> [Data to process]
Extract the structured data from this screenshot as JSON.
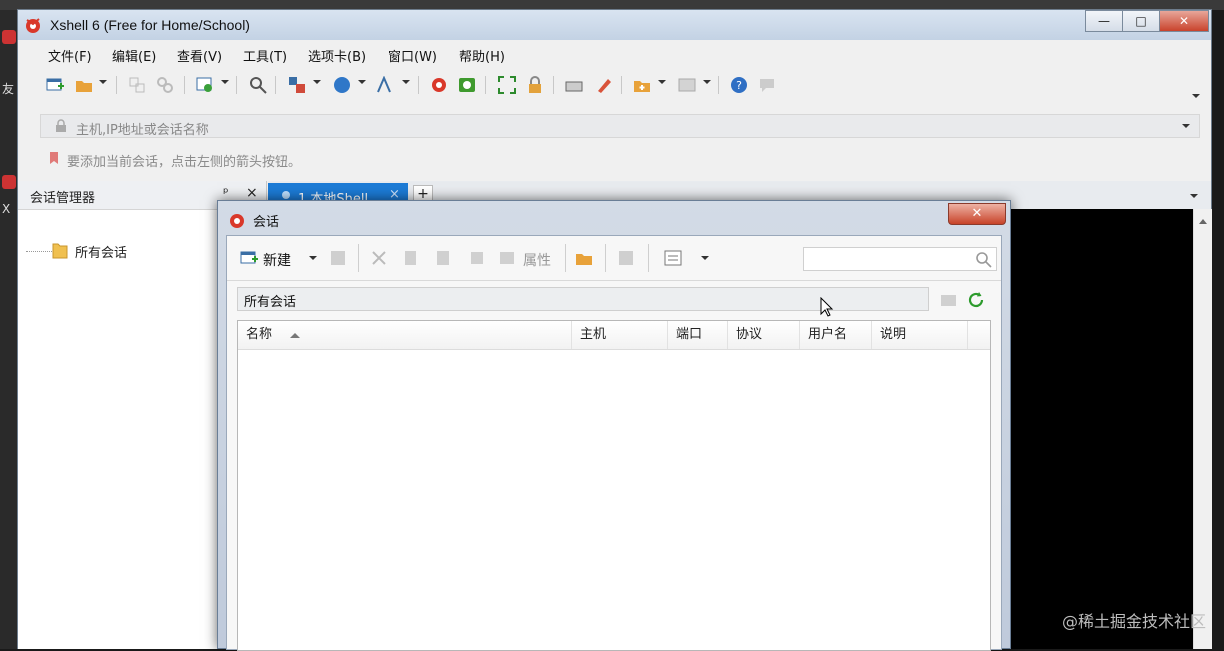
{
  "window": {
    "title": "Xshell 6 (Free for Home/School)",
    "minimize": "—",
    "maximize": "□",
    "close": "✕"
  },
  "desktop": {
    "icon_label_1": "友",
    "icon_label_2": "X"
  },
  "menus": [
    "文件(F)",
    "编辑(E)",
    "查看(V)",
    "工具(T)",
    "选项卡(B)",
    "窗口(W)",
    "帮助(H)"
  ],
  "address_bar": {
    "placeholder": "主机,IP地址或会话名称"
  },
  "tip_bar": {
    "text": "要添加当前会话，点击左侧的箭头按钮。"
  },
  "session_manager": {
    "title": "会话管理器",
    "tree_root": "所有会话",
    "pin": "ᵖ",
    "close": "×"
  },
  "tabs": [
    {
      "label": "1 本地Shell",
      "close": "×"
    }
  ],
  "tab_add": "+",
  "dialog": {
    "title": "会话",
    "close": "✕",
    "toolbar": {
      "new_label": "新建",
      "properties_label": "属性"
    },
    "path": "所有会话",
    "columns": [
      "名称",
      "主机",
      "端口",
      "协议",
      "用户名",
      "说明"
    ]
  },
  "watermark": "@稀土掘金技术社区",
  "colors": {
    "accent": "#1c7bd6",
    "close_red": "#c9432c",
    "terminal": "#000000"
  }
}
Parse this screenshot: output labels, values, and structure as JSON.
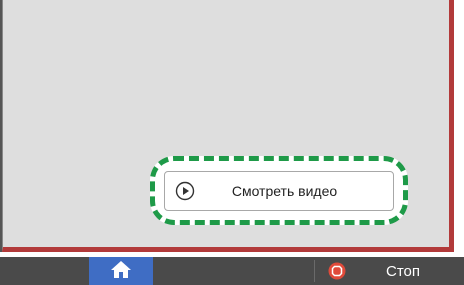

> [Stated exercise] Choose all lines containing the string "this" and copy them out.

> [Finished exercise]
Extract the structured data from this screenshot as JSON.
Parse this screenshot: output labels, values, and structure as JSON.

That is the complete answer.